Work to do: Report every line of the items below that contains the string "container", copying each such line in full.

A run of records
* Begin *
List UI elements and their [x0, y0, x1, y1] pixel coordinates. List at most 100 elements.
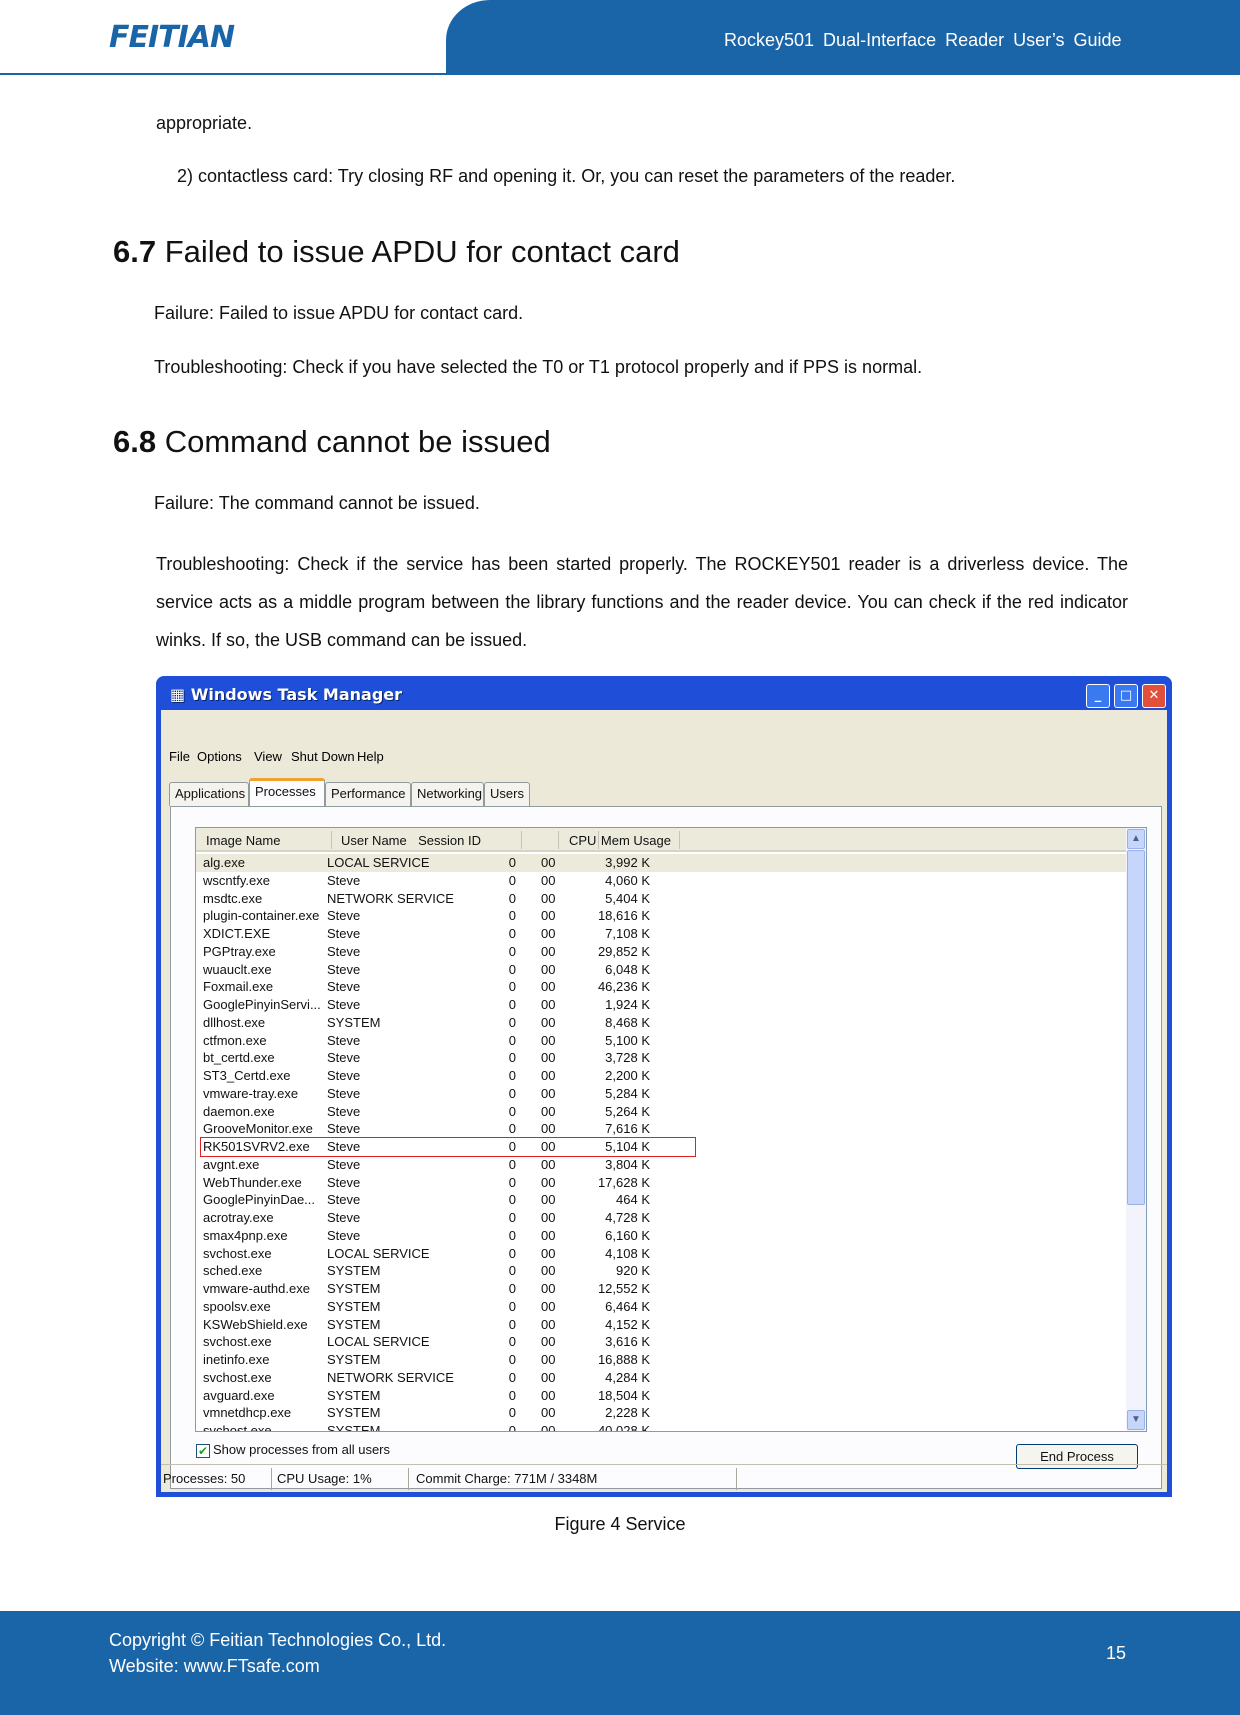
cpu: 00: [541, 890, 556, 906]
table-row[interactable]: GooglePinyinServi... Steve 0 00 1,924 K: [196, 996, 1126, 1014]
table-row[interactable]: GrooveMonitor.exe Steve 0 00 7,616 K: [196, 1120, 1126, 1138]
image-name: msdtc.exe: [203, 890, 263, 906]
column-header-image-name[interactable]: Image Name: [206, 833, 280, 848]
table-row[interactable]: wscntfy.exe Steve 0 00 4,060 K: [196, 872, 1126, 890]
image-name: svchost.exe: [203, 1369, 272, 1385]
mem-usage: 3,616 K: [605, 1334, 650, 1350]
cpu: 00: [541, 1316, 556, 1332]
scrollbar[interactable]: ▲ ▼: [1126, 828, 1146, 1431]
mem-usage: 12,552 K: [597, 1281, 650, 1296]
table-row[interactable]: svchost.exe LOCAL SERVICE 0 00 4,108 K: [196, 1245, 1126, 1263]
cpu: 00: [541, 926, 556, 941]
mem-usage: 6,160 K: [605, 1227, 650, 1243]
session-id: 0: [508, 1121, 516, 1137]
scroll-down-icon[interactable]: ▼: [1127, 1410, 1145, 1430]
column-divider[interactable]: [558, 831, 559, 849]
table-row[interactable]: wuauclt.exe Steve 0 00 6,048 K: [196, 961, 1126, 979]
table-row[interactable]: GooglePinyinDae... Steve 0 00 464 K: [196, 1191, 1126, 1209]
column-header-user-name[interactable]: User Name: [341, 833, 407, 848]
table-row[interactable]: spoolsv.exe SYSTEM 0 00 6,464 K: [196, 1298, 1126, 1316]
scroll-thumb[interactable]: [1127, 850, 1145, 1205]
session-id: 0: [508, 1423, 516, 1432]
show-all-users-checkbox[interactable]: ✔ Show processes from all users: [196, 1442, 390, 1458]
menu-options[interactable]: Options: [197, 749, 242, 764]
session-id: 0: [508, 1068, 516, 1083]
menu-view[interactable]: View: [254, 749, 282, 764]
table-row[interactable]: bt_certd.exe Steve 0 00 3,728 K: [196, 1049, 1126, 1067]
table-row[interactable]: smax4pnp.exe Steve 0 00 6,160 K: [196, 1227, 1126, 1245]
tab-processes[interactable]: Processes: [249, 778, 325, 806]
table-row[interactable]: plugin-container.exe Steve 0 00 18,616 K: [196, 907, 1126, 925]
mem-usage: 18,504 K: [597, 1387, 650, 1403]
image-name: dllhost.exe: [203, 1014, 266, 1030]
session-id: 0: [508, 908, 516, 924]
cpu: 00: [541, 1156, 556, 1172]
cpu: 00: [541, 872, 556, 888]
image-name: vmnetdhcp.exe: [203, 1405, 292, 1421]
minimize-button[interactable]: _: [1086, 684, 1110, 708]
image-name: vmware-authd.exe: [203, 1281, 310, 1296]
table-row[interactable]: KSWebShield.exe SYSTEM 0 00 4,152 K: [196, 1316, 1126, 1334]
mem-usage: 16,888 K: [597, 1352, 650, 1367]
user-name: SYSTEM: [327, 1405, 381, 1421]
tab-networking[interactable]: Networking: [411, 782, 484, 806]
session-id: 0: [508, 1334, 516, 1350]
cpu: 00: [541, 1263, 556, 1279]
user-name: Steve: [327, 872, 361, 888]
table-row[interactable]: msdtc.exe NETWORK SERVICE 0 00 5,404 K: [196, 890, 1126, 908]
table-row[interactable]: svchost.exe LOCAL SERVICE 0 00 3,616 K: [196, 1333, 1126, 1351]
menu-shut-down[interactable]: Shut Down: [291, 749, 355, 764]
section-number: 6.7: [113, 234, 157, 269]
table-row[interactable]: alg.exe LOCAL SERVICE 0 00 3,992 K: [196, 854, 1126, 872]
user-name: Steve: [327, 1227, 361, 1243]
table-row[interactable]: WebThunder.exe Steve 0 00 17,628 K: [196, 1174, 1126, 1192]
table-row[interactable]: ST3_Certd.exe Steve 0 00 2,200 K: [196, 1067, 1126, 1085]
image-name: daemon.exe: [203, 1103, 275, 1119]
table-row[interactable]: svchost.exe NETWORK SERVICE 0 00 4,284 K: [196, 1369, 1126, 1387]
session-id: 0: [508, 1298, 516, 1314]
table-row[interactable]: acrotray.exe Steve 0 00 4,728 K: [196, 1209, 1126, 1227]
tab-users[interactable]: Users: [484, 782, 530, 806]
table-row[interactable]: vmware-tray.exe Steve 0 00 5,284 K: [196, 1085, 1126, 1103]
status-bar: Processes: 50 CPU Usage: 1% Commit Charg…: [161, 1464, 1167, 1492]
tab-applications[interactable]: Applications: [169, 782, 249, 806]
window-title: ▦ Windows Task Manager: [170, 685, 403, 704]
close-button[interactable]: ✕: [1142, 684, 1166, 708]
table-row[interactable]: svchost.exe SYSTEM 0 00 40,028 K: [196, 1422, 1126, 1432]
maximize-button[interactable]: □: [1114, 684, 1138, 708]
menu-file[interactable]: File: [169, 749, 190, 764]
column-divider[interactable]: [679, 831, 680, 849]
user-name: NETWORK SERVICE: [327, 1369, 454, 1385]
table-row[interactable]: avgnt.exe Steve 0 00 3,804 K: [196, 1156, 1126, 1174]
table-row[interactable]: XDICT.EXE Steve 0 00 7,108 K: [196, 925, 1126, 943]
failure-text: Failure: Failed to issue APDU for contac…: [154, 303, 524, 323]
table-row[interactable]: daemon.exe Steve 0 00 5,264 K: [196, 1103, 1126, 1121]
table-row[interactable]: Foxmail.exe Steve 0 00 46,236 K: [196, 978, 1126, 996]
user-name: SYSTEM: [327, 1423, 381, 1432]
scroll-up-icon[interactable]: ▲: [1127, 829, 1145, 849]
column-divider[interactable]: [331, 831, 332, 849]
table-row[interactable]: PGPtray.exe Steve 0 00 29,852 K: [196, 943, 1126, 961]
table-row[interactable]: avguard.exe SYSTEM 0 00 18,504 K: [196, 1387, 1126, 1405]
table-row[interactable]: vmware-authd.exe SYSTEM 0 00 12,552 K: [196, 1280, 1126, 1298]
column-divider[interactable]: [521, 831, 522, 849]
footer: Copyright © Feitian Technologies Co., Lt…: [0, 1611, 1240, 1715]
process-list[interactable]: Image Name User Name Session ID CPU Mem Usag…: [195, 827, 1147, 1432]
cpu: 00: [541, 1032, 556, 1048]
table-row[interactable]: ctfmon.exe Steve 0 00 5,100 K: [196, 1032, 1126, 1050]
column-header-session-id[interactable]: Session ID: [418, 833, 481, 848]
table-row[interactable]: vmnetdhcp.exe SYSTEM 0 00 2,228 K: [196, 1404, 1126, 1422]
column-header-cpu[interactable]: CPU: [569, 833, 596, 848]
mem-usage: 8,468 K: [605, 1014, 650, 1030]
image-name: plugin-container.exe: [203, 908, 320, 924]
table-row[interactable]: sched.exe SYSTEM 0 00 920 K: [196, 1262, 1126, 1280]
cpu: 00: [541, 1423, 556, 1432]
menu-help[interactable]: Help: [357, 749, 384, 764]
user-name: Steve: [327, 1103, 361, 1119]
table-row[interactable]: inetinfo.exe SYSTEM 0 00 16,888 K: [196, 1351, 1126, 1369]
column-header-mem-usage[interactable]: Mem Usage: [601, 833, 671, 848]
column-divider[interactable]: [598, 831, 599, 849]
tab-performance[interactable]: Performance: [325, 782, 411, 806]
user-name: SYSTEM: [327, 1298, 381, 1314]
table-row[interactable]: dllhost.exe SYSTEM 0 00 8,468 K: [196, 1014, 1126, 1032]
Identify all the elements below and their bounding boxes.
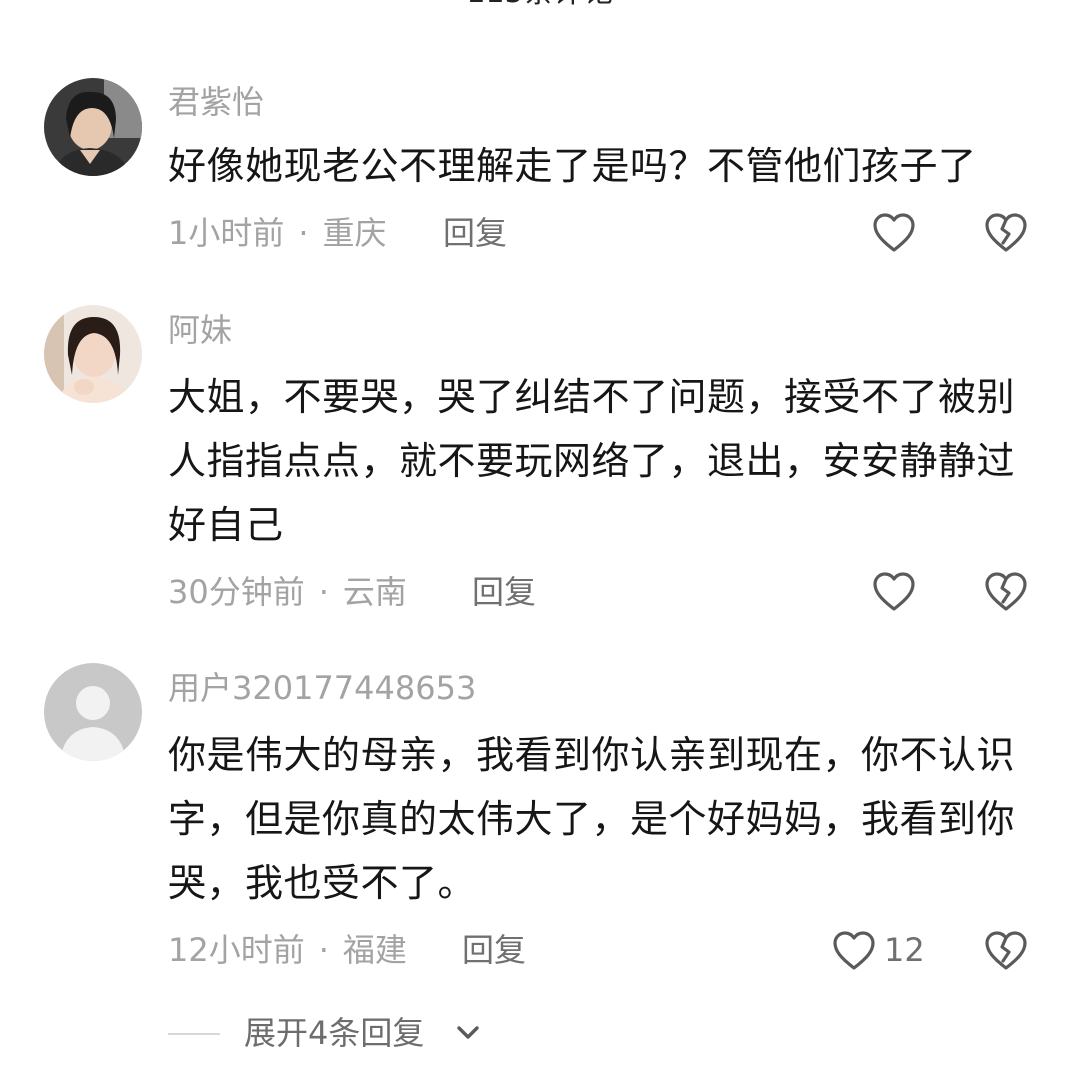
- meta-separator: ·: [318, 931, 329, 969]
- woman-portrait-light-avatar-icon: [44, 305, 142, 403]
- username[interactable]: 用户320177448653: [168, 668, 476, 708]
- reply-button[interactable]: 回复: [472, 572, 536, 612]
- broken-heart-icon[interactable]: [983, 212, 1029, 254]
- like-count: 12: [884, 931, 925, 969]
- comment-time: 30分钟前: [168, 573, 305, 611]
- heart-outline-icon[interactable]: [831, 930, 877, 972]
- heart-outline-icon[interactable]: [871, 571, 917, 613]
- broken-heart-icon[interactable]: [983, 930, 1029, 972]
- expand-replies-button[interactable]: 展开4条回复: [244, 1012, 424, 1054]
- comment-location: 福建: [342, 931, 407, 969]
- comments-count-title: 115条评论: [0, 0, 1080, 8]
- meta-separator: ·: [298, 214, 309, 252]
- comment-meta: 1小时前 · 重庆: [168, 213, 387, 253]
- heart-outline-icon[interactable]: [871, 212, 917, 254]
- reply-button[interactable]: 回复: [462, 930, 526, 970]
- comment-text: 大姐，不要哭，哭了纠结不了问题，接受不了被别人指指点点，就不要玩网络了，退出，安…: [168, 375, 1016, 547]
- divider-line: [168, 1033, 220, 1035]
- comment-location: 云南: [342, 573, 407, 611]
- broken-heart-icon[interactable]: [983, 571, 1029, 613]
- username[interactable]: 君紫怡: [168, 82, 264, 122]
- comment-text: 你是伟大的母亲，我看到你认亲到现在，你不认识字，但是你真的太伟大了，是个好妈妈，…: [168, 733, 1016, 905]
- meta-separator: ·: [318, 573, 329, 611]
- username[interactable]: 阿妹: [168, 310, 232, 350]
- comment-text: 好像她现老公不理解走了是吗？不管他们孩子了: [168, 144, 977, 188]
- avatar[interactable]: [44, 78, 142, 176]
- comment-location: 重庆: [322, 214, 387, 252]
- woman-portrait-dark-avatar-icon: [44, 78, 142, 176]
- avatar[interactable]: [44, 305, 142, 403]
- comment-time: 1小时前: [168, 214, 285, 252]
- comment-meta: 30分钟前 · 云南: [168, 572, 407, 612]
- comment-time: 12小时前: [168, 931, 305, 969]
- default-user-avatar-icon: [44, 663, 142, 761]
- avatar[interactable]: [44, 663, 142, 761]
- comment-meta: 12小时前 · 福建: [168, 930, 407, 970]
- chevron-down-icon[interactable]: [454, 1020, 482, 1046]
- reply-button[interactable]: 回复: [443, 213, 507, 253]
* End *
The reply:
table-row[interactable]: plugin-container.exe Steve 0 00 18,616 K: [196, 907, 1126, 925]
image-name: plugin-container.exe: [203, 908, 320, 924]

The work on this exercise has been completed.